**TASK INSTRUCTIONS**
Extract every record, exactly as written, and ignore the pictures.

**EXERCISE INPUT**
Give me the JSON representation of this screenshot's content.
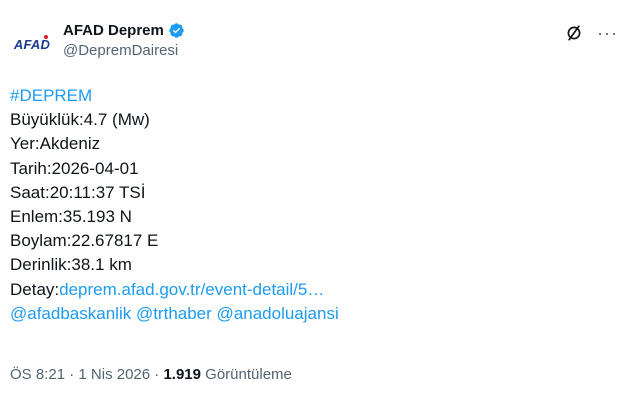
{
  "account": {
    "avatar_text": "AFAD",
    "display_name": "AFAD Deprem",
    "handle": "@DepremDairesi"
  },
  "tweet": {
    "hashtag": "#DEPREM",
    "lines": {
      "magnitude": "Büyüklük:4.7 (Mw)",
      "location": "Yer:Akdeniz",
      "date": "Tarih:2026-04-01",
      "time": "Saat:20:11:37 TSİ",
      "latitude": "Enlem:35.193 N",
      "longitude": "Boylam:22.67817 E",
      "depth": "Derinlik:38.1 km"
    },
    "detail_label": "Detay:",
    "detail_link": "deprem.afad.gov.tr/event-detail/5…",
    "mentions": {
      "m1": "@afadbaskanlik",
      "m2": "@trthaber",
      "m3": "@anadoluajansi"
    }
  },
  "meta": {
    "time": "ÖS 8:21",
    "separator": "·",
    "date": "1 Nis 2026",
    "views_count": "1.919",
    "views_label": "Görüntüleme"
  },
  "icons": {
    "verified": "verified-badge-icon",
    "grok": "grok-icon",
    "more": "more-icon"
  },
  "colors": {
    "link": "#1d9bf0",
    "text": "#0f1419",
    "muted": "#536471",
    "brand": "#1a3a8a"
  }
}
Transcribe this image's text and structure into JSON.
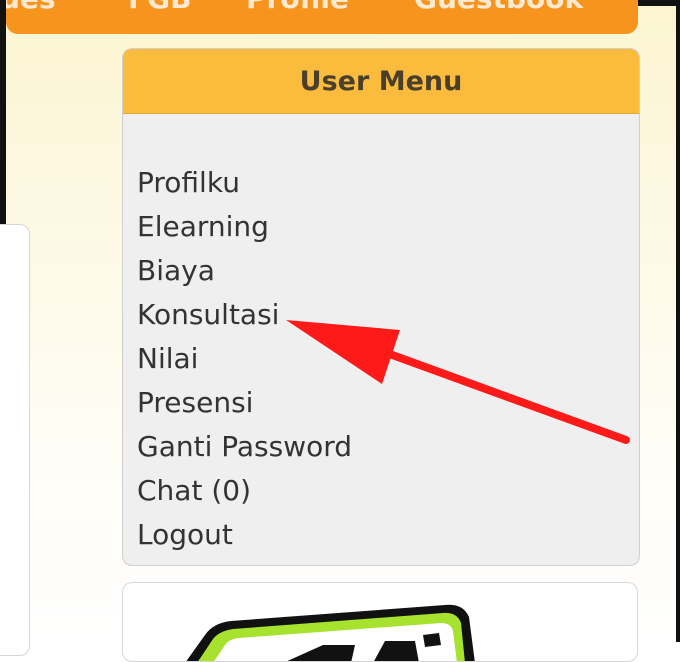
{
  "top_nav": {
    "items": [
      "ues",
      "FGB",
      "Profile",
      "Guestbook"
    ]
  },
  "user_menu": {
    "title": "User Menu",
    "items": [
      {
        "label": "Profilku"
      },
      {
        "label": "Elearning"
      },
      {
        "label": "Biaya"
      },
      {
        "label": "Konsultasi"
      },
      {
        "label": "Nilai"
      },
      {
        "label": "Presensi"
      },
      {
        "label": "Ganti Password"
      },
      {
        "label": "Chat (0)"
      },
      {
        "label": "Logout"
      }
    ]
  },
  "colors": {
    "nav_orange": "#f7941d",
    "menu_header": "#fbbb3d",
    "annotation_arrow": "#ff1a1a",
    "banner_green": "#a6e22e"
  }
}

**WRITTEN RESPONSE**
Give me the JSON representation of this screenshot's content.
{
  "account": {
    "avatar_text": "AFAD",
    "display_name": "AFAD Deprem",
    "handle": "@DepremDairesi"
  },
  "tweet": {
    "hashtag": "#DEPREM",
    "lines": {
      "magnitude": "Büyüklük:4.7 (Mw)",
      "location": "Yer:Akdeniz",
      "date": "Tarih:2026-04-01",
      "time": "Saat:20:11:37 TSİ",
      "latitude": "Enlem:35.193 N",
      "longitude": "Boylam:22.67817 E",
      "depth": "Derinlik:38.1 km"
    },
    "detail_label": "Detay:",
    "detail_link": "deprem.afad.gov.tr/event-detail/5…",
    "mentions": {
      "m1": "@afadbaskanlik",
      "m2": "@trthaber",
      "m3": "@anadoluajansi"
    }
  },
  "meta": {
    "time": "ÖS 8:21",
    "separator": "·",
    "date": "1 Nis 2026",
    "views_count": "1.919",
    "views_label": "Görüntüleme"
  },
  "icons": {
    "verified": "verified-badge-icon",
    "grok": "grok-icon",
    "more": "more-icon"
  },
  "colors": {
    "link": "#1d9bf0",
    "text": "#0f1419",
    "muted": "#536471",
    "brand": "#1a3a8a"
  }
}
Transcribe this image's text and structure into JSON.
{
  "top_nav": {
    "items": [
      "ues",
      "FGB",
      "Profile",
      "Guestbook"
    ]
  },
  "user_menu": {
    "title": "User Menu",
    "items": [
      {
        "label": "Profilku"
      },
      {
        "label": "Elearning"
      },
      {
        "label": "Biaya"
      },
      {
        "label": "Konsultasi"
      },
      {
        "label": "Nilai"
      },
      {
        "label": "Presensi"
      },
      {
        "label": "Ganti Password"
      },
      {
        "label": "Chat (0)"
      },
      {
        "label": "Logout"
      }
    ]
  },
  "colors": {
    "nav_orange": "#f7941d",
    "menu_header": "#fbbb3d",
    "annotation_arrow": "#ff1a1a",
    "banner_green": "#a6e22e"
  }
}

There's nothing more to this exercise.